WORK INSTRUCTIONS: Would you pull out every line of the material that contains the string "Gestione"?

INPUT ROWS:

_ _ _ _ _

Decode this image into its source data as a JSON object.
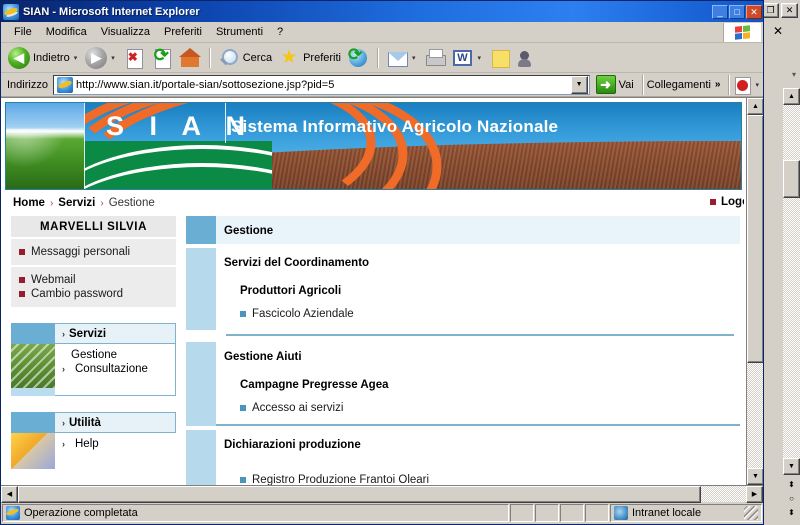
{
  "window": {
    "title": "SIAN - Microsoft Internet Explorer",
    "minimize_label": "_",
    "maximize_label": "□",
    "close_label": "✕",
    "outer_restore_label": "❐",
    "outer_close_label": "✕",
    "outer_close_x": "✕"
  },
  "menubar": {
    "items": [
      {
        "label": "File"
      },
      {
        "label": "Modifica"
      },
      {
        "label": "Visualizza"
      },
      {
        "label": "Preferiti"
      },
      {
        "label": "Strumenti"
      },
      {
        "label": "?"
      }
    ]
  },
  "toolbar": {
    "back_label": "Indietro",
    "back_caret": "▾",
    "forward_caret": "▾",
    "search_label": "Cerca",
    "favorites_label": "Preferiti",
    "mail_caret": "▾",
    "word_caret": "▾",
    "word_glyph": "W",
    "back_glyph": "◀",
    "forward_glyph": "▶"
  },
  "address": {
    "label": "Indirizzo",
    "url": "http://www.sian.it/portale-sian/sottosezione.jsp?pid=5",
    "dropdown_glyph": "▼",
    "go_label": "Vai",
    "go_glyph": "➜",
    "links_label": "Collegamenti",
    "links_chevron": "»",
    "acrobat_caret": "▾"
  },
  "banner": {
    "logo": "S I A N",
    "tagline": "Sistema Informativo Agricolo Nazionale"
  },
  "breadcrumb": {
    "home": "Home",
    "sep1": "›",
    "servizi": "Servizi",
    "sep2": "›",
    "current": "Gestione",
    "logout": "Logout"
  },
  "sidebar": {
    "user_name": "MARVELLI SILVIA",
    "personal": [
      {
        "label": "Messaggi personali"
      }
    ],
    "account": [
      {
        "label": "Webmail"
      },
      {
        "label": "Cambio password"
      }
    ],
    "servizi": {
      "title": "Servizi",
      "chevron": "›",
      "links": [
        {
          "label": "Gestione",
          "chevron": ""
        },
        {
          "label": "Consultazione",
          "chevron": "›"
        }
      ]
    },
    "utilita": {
      "title": "Utilità",
      "chevron": "›",
      "links": [
        {
          "label": "Help",
          "chevron": "›"
        }
      ]
    }
  },
  "main": {
    "page_title": "Gestione",
    "sections": [
      {
        "title": "Servizi del Coordinamento",
        "subtitle": "Produttori Agricoli",
        "items": [
          {
            "label": "Fascicolo Aziendale"
          }
        ]
      },
      {
        "title": "Gestione Aiuti",
        "subtitle": "Campagne Pregresse Agea",
        "items": [
          {
            "label": "Accesso ai servizi"
          }
        ]
      },
      {
        "title": "Dichiarazioni produzione",
        "subtitle": "",
        "items": [
          {
            "label": "Registro Produzione Frantoi Oleari"
          }
        ]
      }
    ]
  },
  "scrollbars": {
    "up_glyph": "▲",
    "down_glyph": "▼",
    "left_glyph": "◀",
    "right_glyph": "▶",
    "split_up_glyph": "⬍",
    "split_mid_glyph": "○",
    "split_dn_glyph": "⬍"
  },
  "statusbar": {
    "message": "Operazione completata",
    "zone": "Intranet locale"
  },
  "colors": {
    "title_blue": "#0a246a",
    "banner_blue": "#1a7fc0",
    "banner_orange": "#f06a28",
    "banner_green": "#0b8a45",
    "banner_soil": "#8a4c2e",
    "accent_teal": "#7fb2cc",
    "section_head": "#6aaed4",
    "section_bar": "#b6d9ec",
    "bullet_red": "#9b1b2e",
    "bullet_blue": "#4a96bb",
    "chrome_gray": "#d4d0c8"
  }
}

_ _ _ _ _

ANSWER TO THE PROBLEM:
    "current": "Gestione",
          "label": "Gestione",
    "page_title": "Gestione",
        "title": "Gestione Aiuti",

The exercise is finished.